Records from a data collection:
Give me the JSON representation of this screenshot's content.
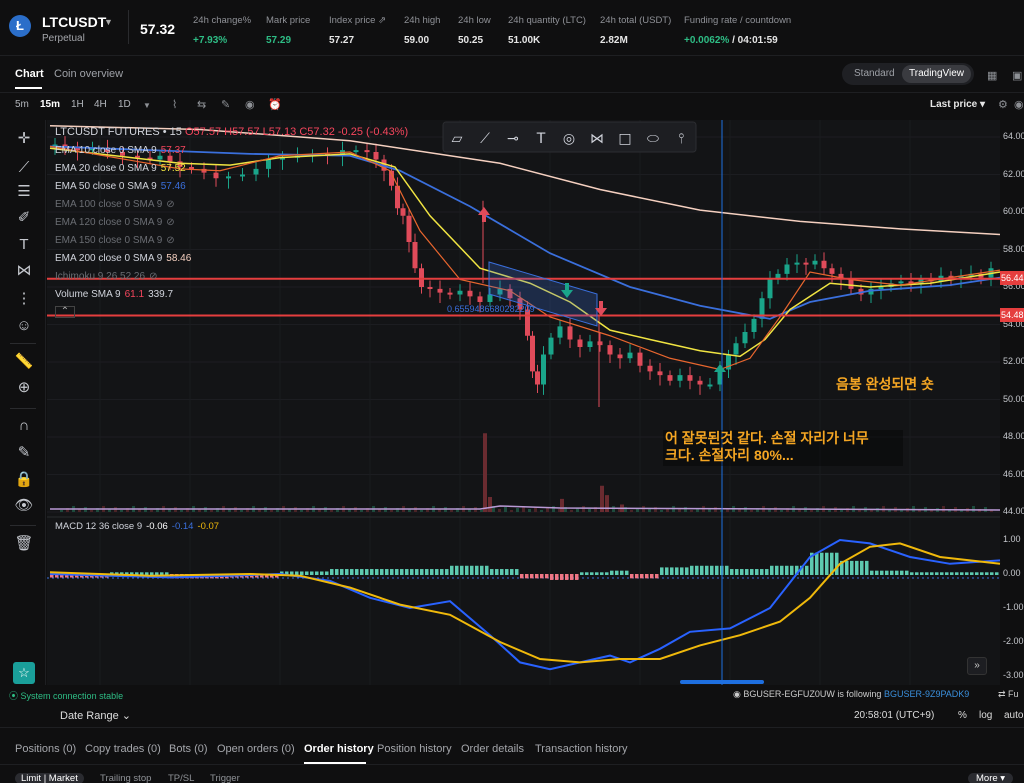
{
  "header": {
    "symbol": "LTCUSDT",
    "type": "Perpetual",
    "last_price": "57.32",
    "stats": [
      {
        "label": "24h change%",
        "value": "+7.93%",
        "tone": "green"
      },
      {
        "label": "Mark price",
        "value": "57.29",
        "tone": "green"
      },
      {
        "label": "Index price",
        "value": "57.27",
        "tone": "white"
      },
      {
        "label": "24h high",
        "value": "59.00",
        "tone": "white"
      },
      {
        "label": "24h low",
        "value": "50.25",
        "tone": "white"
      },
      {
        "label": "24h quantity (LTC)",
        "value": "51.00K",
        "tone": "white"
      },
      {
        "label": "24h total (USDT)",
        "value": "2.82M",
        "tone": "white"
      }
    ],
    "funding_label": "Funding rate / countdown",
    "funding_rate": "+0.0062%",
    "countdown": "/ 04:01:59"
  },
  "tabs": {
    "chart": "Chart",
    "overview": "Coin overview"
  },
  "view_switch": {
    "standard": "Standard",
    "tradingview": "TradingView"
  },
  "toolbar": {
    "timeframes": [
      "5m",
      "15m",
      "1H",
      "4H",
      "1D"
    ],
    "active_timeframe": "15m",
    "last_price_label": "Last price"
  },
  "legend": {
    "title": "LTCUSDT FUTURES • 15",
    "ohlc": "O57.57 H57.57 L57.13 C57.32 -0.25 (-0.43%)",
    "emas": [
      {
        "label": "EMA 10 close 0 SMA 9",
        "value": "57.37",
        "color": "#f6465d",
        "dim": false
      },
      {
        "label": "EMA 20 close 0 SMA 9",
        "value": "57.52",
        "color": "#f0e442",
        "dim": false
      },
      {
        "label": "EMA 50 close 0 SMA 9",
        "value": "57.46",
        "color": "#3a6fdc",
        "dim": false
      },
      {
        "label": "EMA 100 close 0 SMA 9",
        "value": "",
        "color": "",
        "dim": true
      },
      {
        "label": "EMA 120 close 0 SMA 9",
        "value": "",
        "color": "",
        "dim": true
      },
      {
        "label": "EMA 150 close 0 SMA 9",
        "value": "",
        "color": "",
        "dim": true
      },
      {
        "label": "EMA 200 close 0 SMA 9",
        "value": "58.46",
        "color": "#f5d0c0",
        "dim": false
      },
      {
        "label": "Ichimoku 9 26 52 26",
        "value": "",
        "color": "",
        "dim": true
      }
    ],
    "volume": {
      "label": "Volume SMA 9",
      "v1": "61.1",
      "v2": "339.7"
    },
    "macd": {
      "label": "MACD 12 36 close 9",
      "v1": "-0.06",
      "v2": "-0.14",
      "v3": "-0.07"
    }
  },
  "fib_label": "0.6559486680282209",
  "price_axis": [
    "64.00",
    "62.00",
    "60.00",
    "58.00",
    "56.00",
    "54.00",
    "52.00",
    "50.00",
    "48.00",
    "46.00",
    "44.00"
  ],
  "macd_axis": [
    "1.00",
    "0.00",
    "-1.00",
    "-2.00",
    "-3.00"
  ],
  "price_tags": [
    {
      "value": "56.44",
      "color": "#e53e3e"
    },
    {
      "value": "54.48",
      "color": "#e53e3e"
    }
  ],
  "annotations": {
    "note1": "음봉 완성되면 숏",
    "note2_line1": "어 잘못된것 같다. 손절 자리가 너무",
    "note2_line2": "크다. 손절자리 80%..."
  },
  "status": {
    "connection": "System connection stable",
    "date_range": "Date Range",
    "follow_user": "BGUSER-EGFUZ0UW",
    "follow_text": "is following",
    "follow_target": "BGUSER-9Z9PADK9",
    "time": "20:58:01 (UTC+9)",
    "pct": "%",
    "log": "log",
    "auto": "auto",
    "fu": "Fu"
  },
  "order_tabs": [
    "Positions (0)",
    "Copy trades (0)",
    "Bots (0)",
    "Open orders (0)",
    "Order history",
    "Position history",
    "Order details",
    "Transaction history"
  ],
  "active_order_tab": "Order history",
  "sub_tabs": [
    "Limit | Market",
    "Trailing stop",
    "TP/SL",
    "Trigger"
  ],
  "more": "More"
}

---

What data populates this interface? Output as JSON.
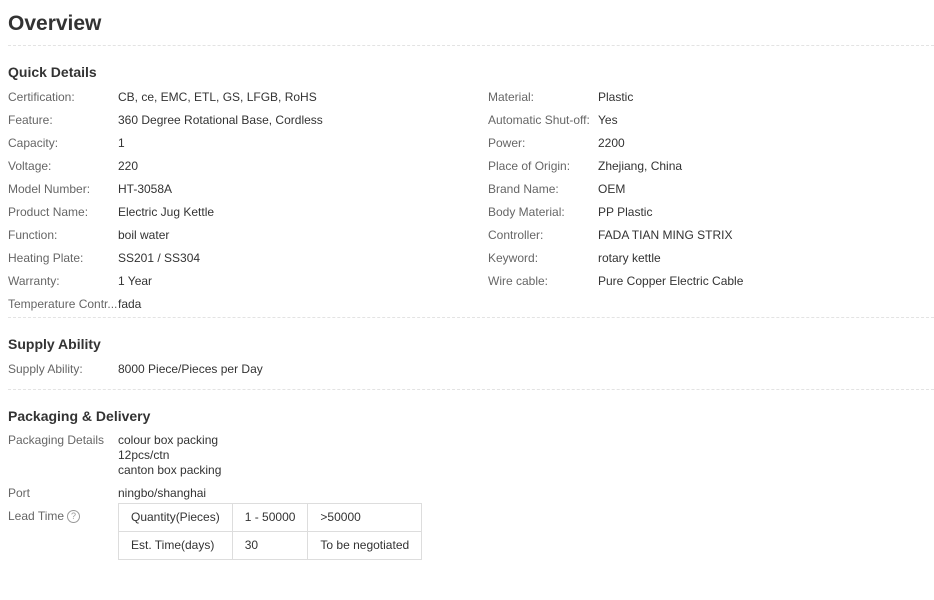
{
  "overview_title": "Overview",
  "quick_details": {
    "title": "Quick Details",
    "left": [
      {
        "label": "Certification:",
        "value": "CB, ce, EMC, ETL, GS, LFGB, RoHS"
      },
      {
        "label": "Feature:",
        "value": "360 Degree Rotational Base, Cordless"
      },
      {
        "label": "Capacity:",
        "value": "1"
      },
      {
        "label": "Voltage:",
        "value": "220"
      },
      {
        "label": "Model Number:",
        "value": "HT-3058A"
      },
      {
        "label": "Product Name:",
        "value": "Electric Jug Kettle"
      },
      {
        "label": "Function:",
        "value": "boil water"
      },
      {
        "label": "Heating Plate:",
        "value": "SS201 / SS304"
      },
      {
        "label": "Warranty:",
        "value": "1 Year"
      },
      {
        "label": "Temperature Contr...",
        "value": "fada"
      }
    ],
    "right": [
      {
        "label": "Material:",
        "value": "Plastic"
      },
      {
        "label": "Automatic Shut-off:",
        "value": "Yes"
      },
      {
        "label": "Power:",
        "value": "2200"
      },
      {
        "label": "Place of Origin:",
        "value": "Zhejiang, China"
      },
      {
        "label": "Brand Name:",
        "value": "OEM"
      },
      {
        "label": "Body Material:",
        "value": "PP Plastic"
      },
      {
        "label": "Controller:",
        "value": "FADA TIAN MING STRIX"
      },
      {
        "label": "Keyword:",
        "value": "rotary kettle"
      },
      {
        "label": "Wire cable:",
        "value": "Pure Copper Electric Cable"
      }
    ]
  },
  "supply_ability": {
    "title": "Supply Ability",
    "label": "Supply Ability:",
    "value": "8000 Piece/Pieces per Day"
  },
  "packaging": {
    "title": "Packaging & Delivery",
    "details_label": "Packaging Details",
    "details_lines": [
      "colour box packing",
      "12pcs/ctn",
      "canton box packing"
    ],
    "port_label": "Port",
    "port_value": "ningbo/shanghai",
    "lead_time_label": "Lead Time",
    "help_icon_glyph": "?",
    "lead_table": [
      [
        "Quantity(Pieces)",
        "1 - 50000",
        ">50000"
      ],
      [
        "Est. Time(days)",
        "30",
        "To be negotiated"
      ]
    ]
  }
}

--

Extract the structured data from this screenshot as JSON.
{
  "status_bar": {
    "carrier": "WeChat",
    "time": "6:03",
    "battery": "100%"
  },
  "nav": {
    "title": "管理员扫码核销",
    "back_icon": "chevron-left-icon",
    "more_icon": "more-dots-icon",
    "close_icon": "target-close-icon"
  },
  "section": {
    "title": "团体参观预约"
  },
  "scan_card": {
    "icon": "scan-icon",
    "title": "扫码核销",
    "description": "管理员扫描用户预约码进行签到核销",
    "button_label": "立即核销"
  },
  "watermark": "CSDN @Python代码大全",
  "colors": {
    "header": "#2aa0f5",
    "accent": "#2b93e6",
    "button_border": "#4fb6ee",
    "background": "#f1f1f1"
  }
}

THE EXERCISE
Check each line above for "history" and return the ones that have it.

FINISHED EXERCISE
    "Order history",
    "Position history",
    "Transaction history"
  "active_order_tab": "Order history",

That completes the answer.